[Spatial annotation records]
________________

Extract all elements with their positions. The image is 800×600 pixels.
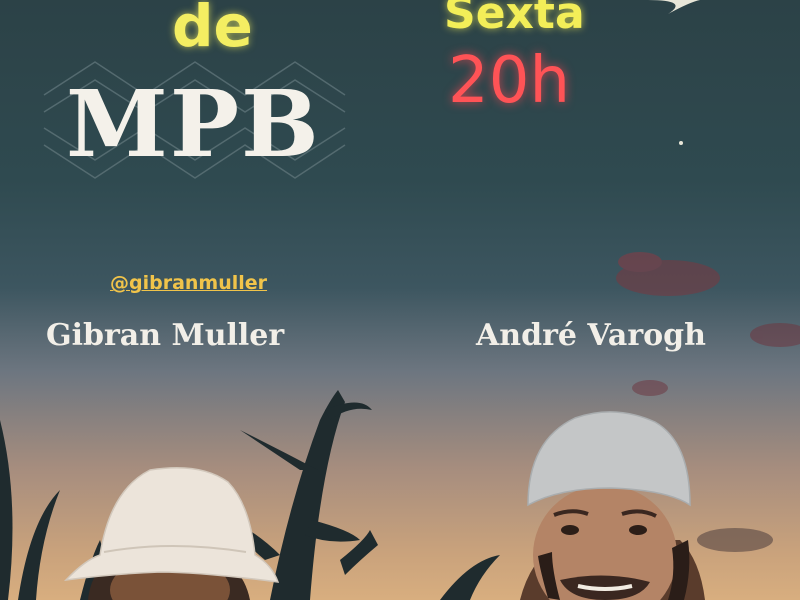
event-poster: de MPB Sexta 20h @gibranmuller Gibran Mu… xyxy=(0,0,800,600)
event-day: Sexta xyxy=(444,0,585,39)
star-icon xyxy=(679,141,683,145)
artist-handle-link[interactable]: @gibranmuller xyxy=(110,272,267,294)
event-time: 20h xyxy=(448,44,570,118)
title-de: de xyxy=(172,0,253,60)
artist-name-left: Gibran Muller xyxy=(46,318,285,353)
artist-name-right: André Varogh xyxy=(476,318,706,353)
title-genre-mpb: MPB xyxy=(66,70,321,178)
person-right-photo xyxy=(520,411,705,600)
person-left-photo xyxy=(63,466,280,600)
moon-icon xyxy=(648,0,700,14)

________________

Turn the lines of the listing into a numbered list, skipping any blank lines and leaving out the pictures.

PROBLEM SOLUTION -
1. Extract all elements with their positions. The image is 800×600 pixels.
2. event-poster: de MPB Sexta 20h @gibranmuller Gibran Mu… xyxy=(0,0,800,600)
3. event-day: Sexta xyxy=(444,0,585,39)
4. star-icon xyxy=(679,141,683,145)
5. artist-handle-link[interactable]: @gibranmuller xyxy=(110,272,267,294)
6. event-time: 20h xyxy=(448,44,570,118)
7. title-de: de xyxy=(172,0,253,60)
8. artist-name-left: Gibran Muller xyxy=(46,318,285,353)
9. artist-name-right: André Varogh xyxy=(476,318,706,353)
10. title-genre-mpb: MPB xyxy=(66,70,321,178)
11. person-right-photo xyxy=(520,411,705,600)
12. person-left-photo xyxy=(63,466,280,600)
13. moon-icon xyxy=(648,0,700,14)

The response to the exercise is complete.